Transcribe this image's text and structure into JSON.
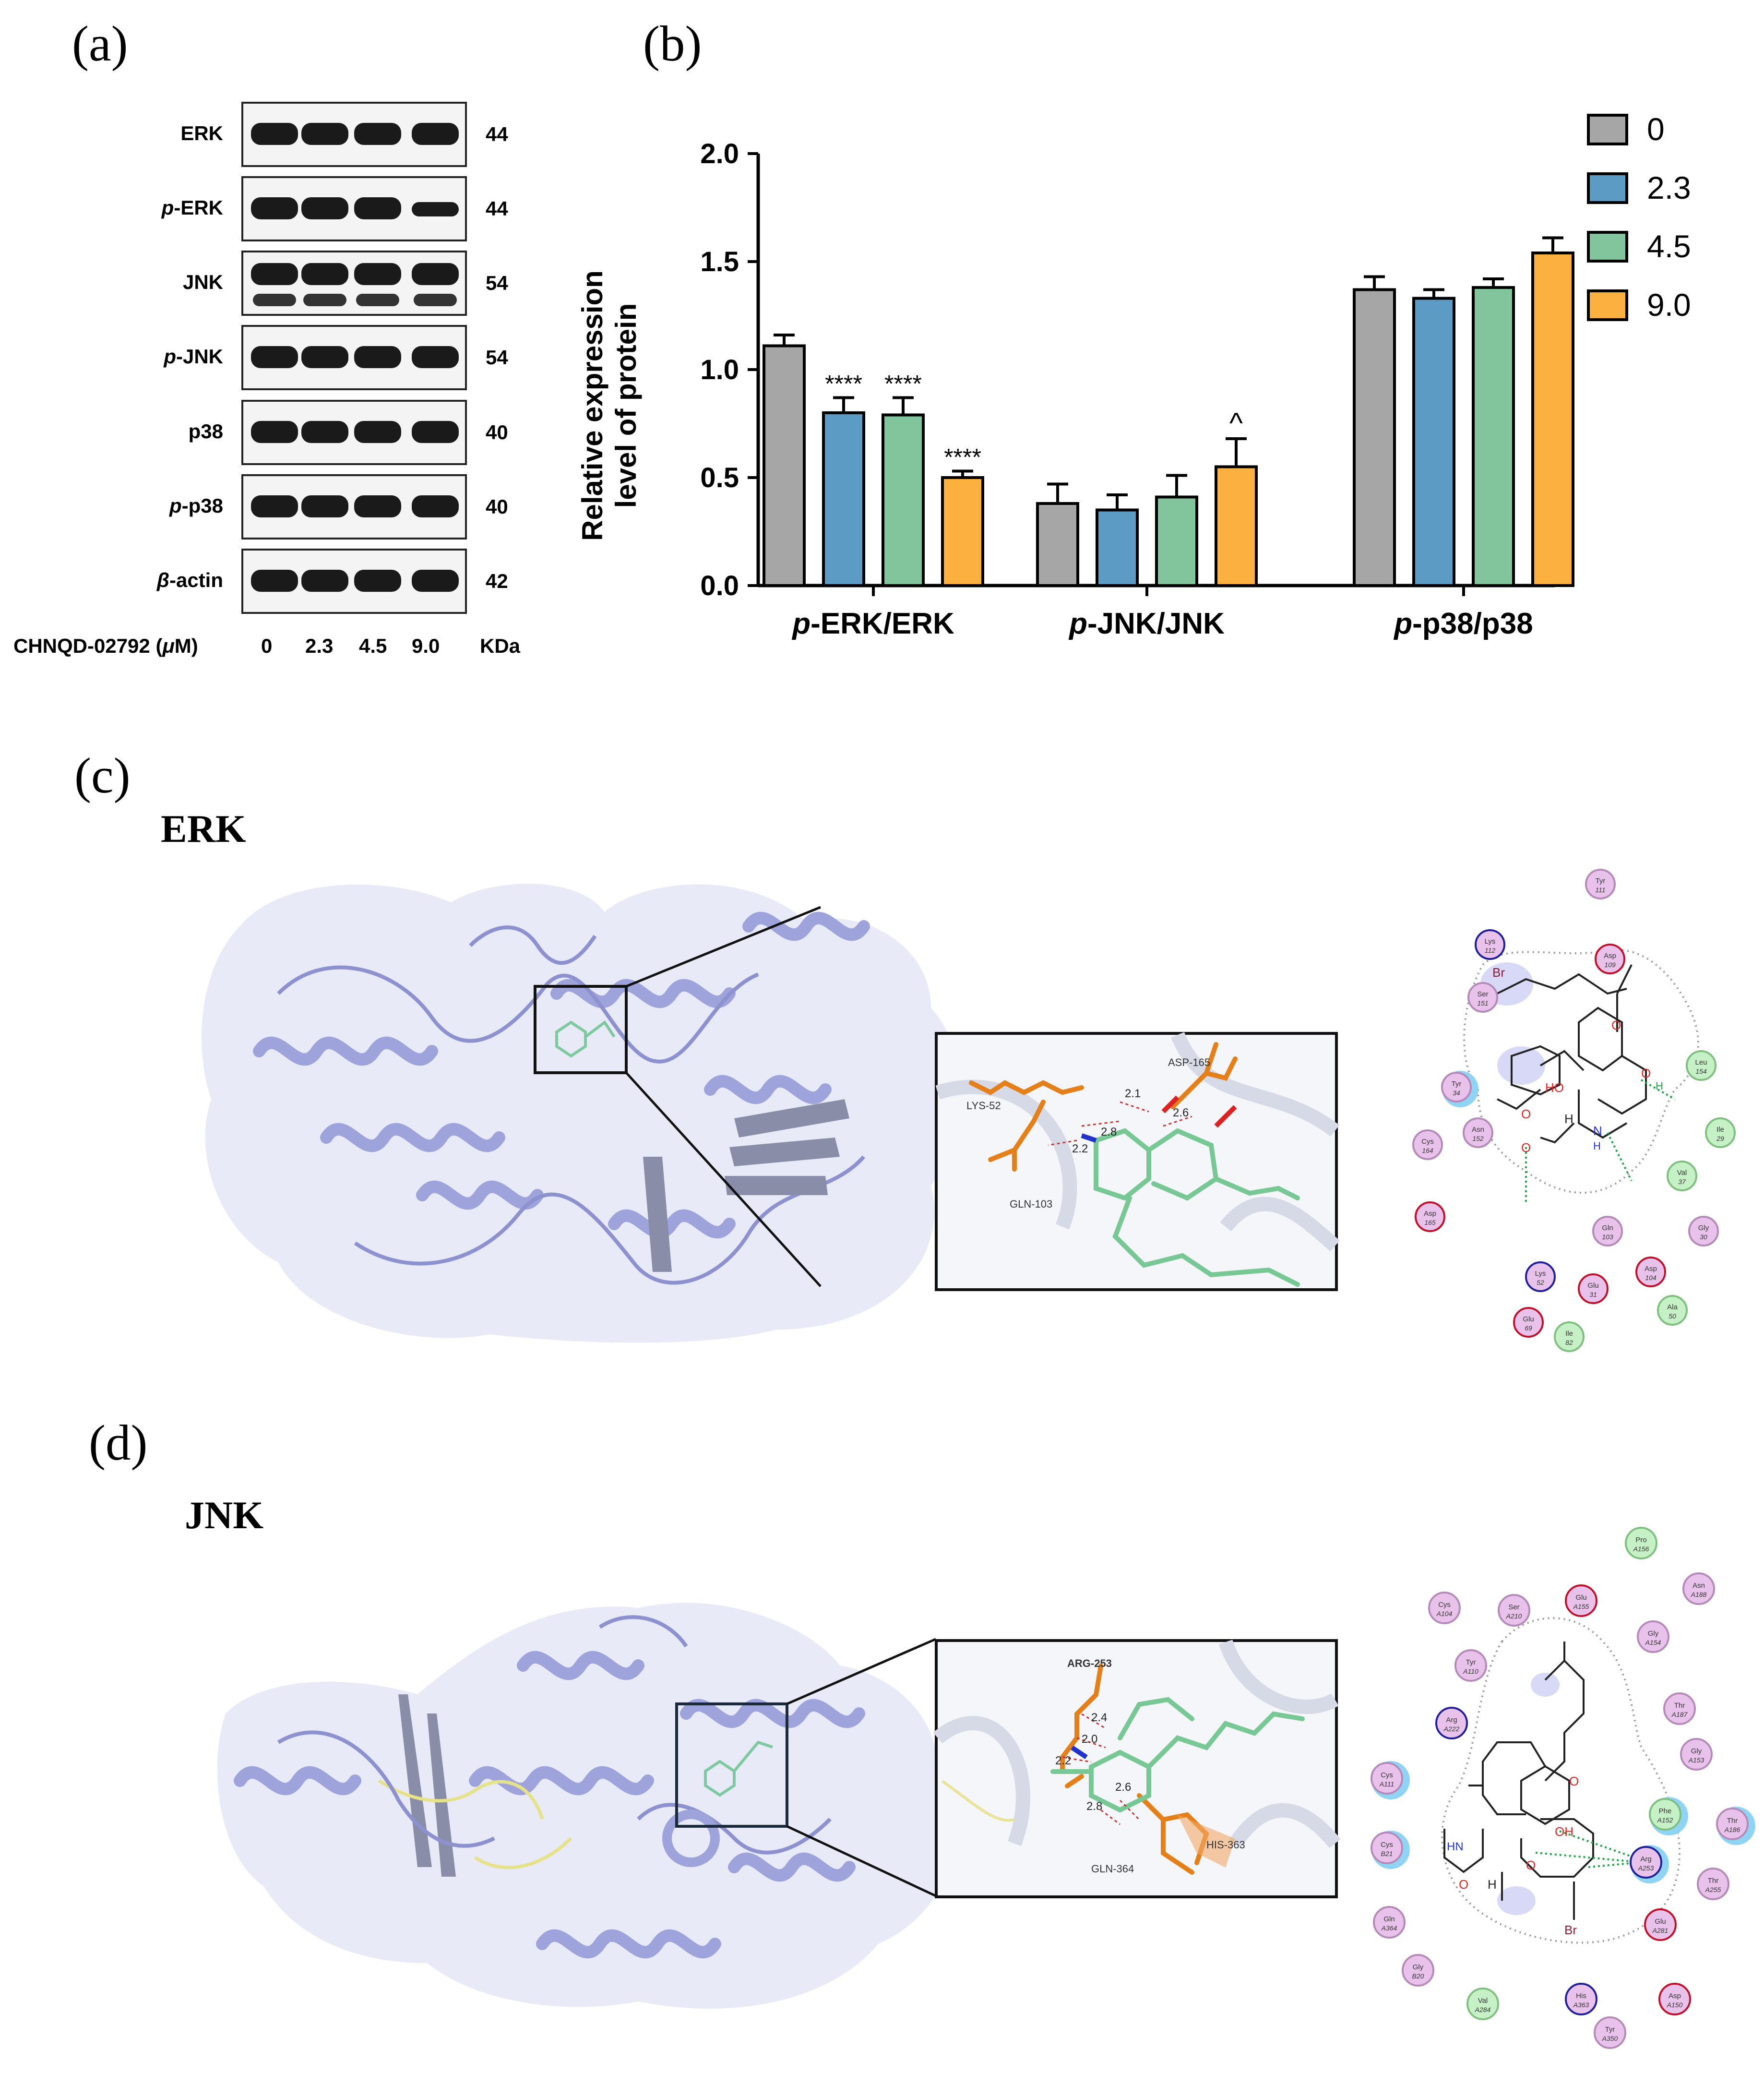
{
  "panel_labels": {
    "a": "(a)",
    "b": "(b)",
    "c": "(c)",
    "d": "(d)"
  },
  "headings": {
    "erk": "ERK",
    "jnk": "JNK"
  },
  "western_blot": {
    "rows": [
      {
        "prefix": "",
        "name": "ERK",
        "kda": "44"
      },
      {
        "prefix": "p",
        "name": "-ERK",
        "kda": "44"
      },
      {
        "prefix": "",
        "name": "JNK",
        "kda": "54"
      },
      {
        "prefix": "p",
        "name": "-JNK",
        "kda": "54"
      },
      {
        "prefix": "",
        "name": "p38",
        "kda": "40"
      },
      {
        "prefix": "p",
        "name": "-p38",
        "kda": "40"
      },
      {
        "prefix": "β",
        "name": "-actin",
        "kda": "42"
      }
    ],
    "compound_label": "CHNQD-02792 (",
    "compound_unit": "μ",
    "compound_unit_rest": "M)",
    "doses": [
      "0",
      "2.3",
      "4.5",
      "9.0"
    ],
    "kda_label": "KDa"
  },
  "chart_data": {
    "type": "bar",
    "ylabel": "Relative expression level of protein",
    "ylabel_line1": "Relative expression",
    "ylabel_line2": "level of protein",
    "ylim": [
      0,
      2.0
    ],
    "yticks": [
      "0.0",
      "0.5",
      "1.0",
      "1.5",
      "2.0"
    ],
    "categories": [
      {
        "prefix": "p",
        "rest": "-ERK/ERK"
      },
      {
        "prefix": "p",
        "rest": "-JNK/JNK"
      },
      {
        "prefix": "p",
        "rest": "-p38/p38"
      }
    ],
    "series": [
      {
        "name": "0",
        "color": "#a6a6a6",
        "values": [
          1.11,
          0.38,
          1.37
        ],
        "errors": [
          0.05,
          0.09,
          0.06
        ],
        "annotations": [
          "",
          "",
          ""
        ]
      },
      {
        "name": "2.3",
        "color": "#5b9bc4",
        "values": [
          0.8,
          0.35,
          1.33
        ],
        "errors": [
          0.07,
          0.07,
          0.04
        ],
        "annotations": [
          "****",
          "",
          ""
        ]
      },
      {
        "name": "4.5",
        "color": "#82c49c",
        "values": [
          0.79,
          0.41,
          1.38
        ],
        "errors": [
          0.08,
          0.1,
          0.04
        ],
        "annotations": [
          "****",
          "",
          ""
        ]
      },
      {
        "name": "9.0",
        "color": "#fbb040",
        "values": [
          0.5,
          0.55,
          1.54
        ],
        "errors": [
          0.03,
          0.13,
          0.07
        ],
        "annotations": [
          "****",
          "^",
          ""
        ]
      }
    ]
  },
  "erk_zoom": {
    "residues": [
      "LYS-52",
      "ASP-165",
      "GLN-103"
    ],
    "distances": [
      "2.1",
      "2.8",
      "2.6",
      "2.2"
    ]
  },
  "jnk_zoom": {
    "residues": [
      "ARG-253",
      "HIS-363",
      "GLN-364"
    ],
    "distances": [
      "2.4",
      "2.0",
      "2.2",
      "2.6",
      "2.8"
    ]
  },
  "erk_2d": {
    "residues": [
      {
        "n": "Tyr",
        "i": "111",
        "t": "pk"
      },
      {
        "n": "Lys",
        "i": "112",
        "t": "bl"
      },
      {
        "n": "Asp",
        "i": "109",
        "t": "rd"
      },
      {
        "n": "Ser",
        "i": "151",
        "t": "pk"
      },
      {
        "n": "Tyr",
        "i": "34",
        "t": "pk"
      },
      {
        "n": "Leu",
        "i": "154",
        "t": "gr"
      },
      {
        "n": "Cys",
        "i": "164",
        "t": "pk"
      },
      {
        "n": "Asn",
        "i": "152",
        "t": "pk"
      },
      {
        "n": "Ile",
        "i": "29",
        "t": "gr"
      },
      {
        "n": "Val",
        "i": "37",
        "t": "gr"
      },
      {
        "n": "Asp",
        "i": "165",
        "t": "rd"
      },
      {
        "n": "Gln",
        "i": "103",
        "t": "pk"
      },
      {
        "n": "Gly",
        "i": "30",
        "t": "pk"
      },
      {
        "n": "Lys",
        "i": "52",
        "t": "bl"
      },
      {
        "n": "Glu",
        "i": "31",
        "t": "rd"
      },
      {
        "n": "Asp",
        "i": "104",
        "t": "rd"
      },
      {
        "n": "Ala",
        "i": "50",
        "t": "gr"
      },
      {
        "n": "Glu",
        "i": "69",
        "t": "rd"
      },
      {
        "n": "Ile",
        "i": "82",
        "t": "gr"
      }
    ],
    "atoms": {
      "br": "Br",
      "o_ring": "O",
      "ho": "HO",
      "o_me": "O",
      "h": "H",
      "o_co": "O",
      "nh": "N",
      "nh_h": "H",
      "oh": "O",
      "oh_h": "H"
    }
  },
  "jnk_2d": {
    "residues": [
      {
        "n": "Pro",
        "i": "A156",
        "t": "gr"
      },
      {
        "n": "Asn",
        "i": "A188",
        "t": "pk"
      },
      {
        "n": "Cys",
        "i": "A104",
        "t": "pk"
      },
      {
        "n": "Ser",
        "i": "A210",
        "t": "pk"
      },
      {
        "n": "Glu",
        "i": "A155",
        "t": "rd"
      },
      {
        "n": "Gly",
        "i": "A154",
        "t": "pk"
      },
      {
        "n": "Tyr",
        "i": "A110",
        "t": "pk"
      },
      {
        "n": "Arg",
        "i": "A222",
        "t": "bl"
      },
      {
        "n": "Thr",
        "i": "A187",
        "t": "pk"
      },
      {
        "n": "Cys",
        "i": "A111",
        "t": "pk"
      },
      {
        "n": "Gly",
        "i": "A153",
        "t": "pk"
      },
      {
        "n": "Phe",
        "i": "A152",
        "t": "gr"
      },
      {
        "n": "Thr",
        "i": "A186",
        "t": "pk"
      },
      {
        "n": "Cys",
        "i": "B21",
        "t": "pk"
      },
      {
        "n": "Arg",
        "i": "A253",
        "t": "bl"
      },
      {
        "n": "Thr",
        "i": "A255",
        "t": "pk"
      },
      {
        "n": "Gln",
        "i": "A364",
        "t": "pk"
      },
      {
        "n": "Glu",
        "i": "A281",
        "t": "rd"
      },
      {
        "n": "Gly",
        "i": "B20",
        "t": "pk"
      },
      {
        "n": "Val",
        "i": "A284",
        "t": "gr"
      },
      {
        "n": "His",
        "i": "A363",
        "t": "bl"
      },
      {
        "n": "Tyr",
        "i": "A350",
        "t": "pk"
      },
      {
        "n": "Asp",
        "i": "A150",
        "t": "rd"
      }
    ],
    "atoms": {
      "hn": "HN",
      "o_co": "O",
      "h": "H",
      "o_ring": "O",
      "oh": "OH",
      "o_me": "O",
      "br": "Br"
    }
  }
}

**Assignment:** The expected answer is a copy of every line in the entries that holds the word "Relative".

**Response:**
    "ylabel": "Relative expression level of protein",
    "ylabel_line1": "Relative expression",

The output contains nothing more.